> _TAREAS POR REALIZAR_
(A) Enumera los jugadores que el texto sobre Vinicius describe como «en horas bajas».
(B) Devuelve sin cambios el fragmento del texto sobre Vinicius que arranca en las palabras "Con los Bale, Isco, Marcelo" y termina tras "Messi. Casi nada.".

> _TEXTO EXTRAÍDO_
★ ★ ★ ★ ★

Vinicius, un ídolo para un altar huérfano

El madridismo se aferra al brasileño, medido por los registros de Messi a su edad


Cuando Mano Menezes le dio la vitola de titular con la selección brasileña, Neymar sumaba 19 años. Los focos mediáticos se multiplicaron y le nombraron heredero de Ronaldo Nazario, con el que compartió diecisiete minutos sobre el césped en aquel amistoso ante Rumanía en Sao Paulo. Uno se despedía en la misma escena en la que el otro debutaba. «Es una responsabilidad muy grande sustituir a un genio, un crack», deslizó Neymar tras aquel choque. «El pueblo brasileño no va a quedarse huérfano de ídolos», rebatió el Fenómeno en su adiós. Entre todos estaban elevando al máximo la exigencia al joven delantero del Santos desde el mismo aperitivo de su trayectoria.

Con los Bale, Isco, Marcelo o Asensio en horas bajas, con Benzema tapando y destapando el tarro de sus esencias con esa mezcla suya de talento y apatía, el Bernabéu se ha avalanzado sobre el descaro de Vinicius para cubrir su altar vacío. En La Castellana, antes del último clásico, ya había quien igualaba sus tempranas cualidades con las de Messi. Casi nada.

La temporada que el argentino debutó en Barcelona, con 17 años y un atípico dorsal 30 a la espalda, apenas participó en nueve partidos. Vinicius ha tenido protagonismo ya en veintiséis, de ellos en diecisiete como titular. A estas alturas de su segunda temporada como azulgrana, con Rijkaard en el banquillo, Messi sumaba dos partidos menos de los que acumula Vinicius en la primera. Si medimos la segunda campaña del argentino y la primera del brasileño, por estas fechas, el madridista ha disputado 1.498 minutos frente a los 1.414 que firmaba Leo.

★ ★ ★ ★ ★

> _REGISTROS_

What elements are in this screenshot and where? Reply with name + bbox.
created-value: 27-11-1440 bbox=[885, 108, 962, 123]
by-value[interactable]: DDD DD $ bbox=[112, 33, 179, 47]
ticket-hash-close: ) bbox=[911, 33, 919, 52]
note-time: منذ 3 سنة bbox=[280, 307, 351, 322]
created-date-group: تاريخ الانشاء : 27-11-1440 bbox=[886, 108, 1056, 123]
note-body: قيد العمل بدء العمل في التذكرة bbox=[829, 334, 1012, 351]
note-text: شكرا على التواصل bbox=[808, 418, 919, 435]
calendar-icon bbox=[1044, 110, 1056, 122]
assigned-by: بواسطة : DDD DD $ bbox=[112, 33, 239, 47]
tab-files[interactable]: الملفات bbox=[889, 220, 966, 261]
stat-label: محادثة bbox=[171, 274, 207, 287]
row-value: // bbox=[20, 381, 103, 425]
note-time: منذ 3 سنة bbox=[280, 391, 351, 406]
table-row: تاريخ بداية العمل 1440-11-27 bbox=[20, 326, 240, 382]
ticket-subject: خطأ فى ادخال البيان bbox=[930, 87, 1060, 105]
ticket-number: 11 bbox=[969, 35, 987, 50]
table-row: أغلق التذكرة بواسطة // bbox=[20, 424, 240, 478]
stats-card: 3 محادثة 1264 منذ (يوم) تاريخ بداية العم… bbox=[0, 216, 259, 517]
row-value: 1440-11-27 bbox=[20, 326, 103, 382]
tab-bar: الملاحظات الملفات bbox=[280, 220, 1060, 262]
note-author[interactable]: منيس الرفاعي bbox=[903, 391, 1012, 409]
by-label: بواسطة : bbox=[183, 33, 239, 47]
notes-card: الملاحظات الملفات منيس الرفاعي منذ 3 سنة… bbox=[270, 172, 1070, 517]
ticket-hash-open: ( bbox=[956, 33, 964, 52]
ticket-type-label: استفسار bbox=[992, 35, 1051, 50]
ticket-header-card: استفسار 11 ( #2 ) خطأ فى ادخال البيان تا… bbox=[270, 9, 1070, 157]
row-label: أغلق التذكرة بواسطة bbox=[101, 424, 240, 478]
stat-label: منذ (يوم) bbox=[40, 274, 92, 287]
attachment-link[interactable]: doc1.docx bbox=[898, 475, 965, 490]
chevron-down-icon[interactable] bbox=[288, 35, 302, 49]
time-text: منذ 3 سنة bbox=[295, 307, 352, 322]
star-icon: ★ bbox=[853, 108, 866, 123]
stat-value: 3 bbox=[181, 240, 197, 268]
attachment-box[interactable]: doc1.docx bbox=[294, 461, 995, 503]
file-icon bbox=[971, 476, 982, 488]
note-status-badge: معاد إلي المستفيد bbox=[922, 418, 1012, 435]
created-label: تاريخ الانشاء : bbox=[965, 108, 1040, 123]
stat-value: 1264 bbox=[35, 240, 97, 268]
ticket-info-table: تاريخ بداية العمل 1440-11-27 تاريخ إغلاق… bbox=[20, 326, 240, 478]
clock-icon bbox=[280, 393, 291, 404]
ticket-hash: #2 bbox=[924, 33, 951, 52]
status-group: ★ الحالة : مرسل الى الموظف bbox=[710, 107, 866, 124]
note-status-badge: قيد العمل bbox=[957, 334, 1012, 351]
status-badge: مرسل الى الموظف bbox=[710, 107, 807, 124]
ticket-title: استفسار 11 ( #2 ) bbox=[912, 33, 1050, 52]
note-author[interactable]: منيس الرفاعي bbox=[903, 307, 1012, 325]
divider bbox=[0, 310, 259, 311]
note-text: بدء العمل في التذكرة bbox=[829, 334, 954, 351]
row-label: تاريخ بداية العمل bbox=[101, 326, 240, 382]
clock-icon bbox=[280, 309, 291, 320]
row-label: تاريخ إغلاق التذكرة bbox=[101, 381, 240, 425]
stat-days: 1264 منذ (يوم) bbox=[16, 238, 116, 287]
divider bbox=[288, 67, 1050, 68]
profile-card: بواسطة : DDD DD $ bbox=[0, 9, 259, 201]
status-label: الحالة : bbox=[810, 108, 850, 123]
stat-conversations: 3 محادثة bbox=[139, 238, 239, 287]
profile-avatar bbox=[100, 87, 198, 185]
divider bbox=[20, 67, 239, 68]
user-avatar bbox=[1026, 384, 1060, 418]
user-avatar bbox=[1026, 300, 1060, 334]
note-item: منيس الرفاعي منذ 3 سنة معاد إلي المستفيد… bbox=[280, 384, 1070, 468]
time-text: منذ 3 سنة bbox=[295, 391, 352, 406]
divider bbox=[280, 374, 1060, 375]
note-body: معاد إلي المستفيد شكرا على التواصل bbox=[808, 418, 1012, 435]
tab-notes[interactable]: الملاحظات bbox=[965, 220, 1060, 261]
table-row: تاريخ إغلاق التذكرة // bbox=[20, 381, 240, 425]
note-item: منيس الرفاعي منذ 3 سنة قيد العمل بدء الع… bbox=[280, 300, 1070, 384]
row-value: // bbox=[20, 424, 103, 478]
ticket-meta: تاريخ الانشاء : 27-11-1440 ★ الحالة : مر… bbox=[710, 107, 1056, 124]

★ ★ ★ ★ ★

> _SOLUCIONES DEL EJERCICIO_
(A) Bale, Isco, Marcelo y Asensio.

(B)
Con los Bale, Isco, Marcelo o Asensio en horas bajas, con Benzema tapando y destapando el tarro de sus esencias con esa mezcla suya de talento y apatía, el Bernabéu se ha avalanzado sobre el descaro de Vinicius para cubrir su altar vacío. En La Castellana, antes del último clásico, ya había quien igualaba sus tempranas cualidades con las de Messi. Casi nada.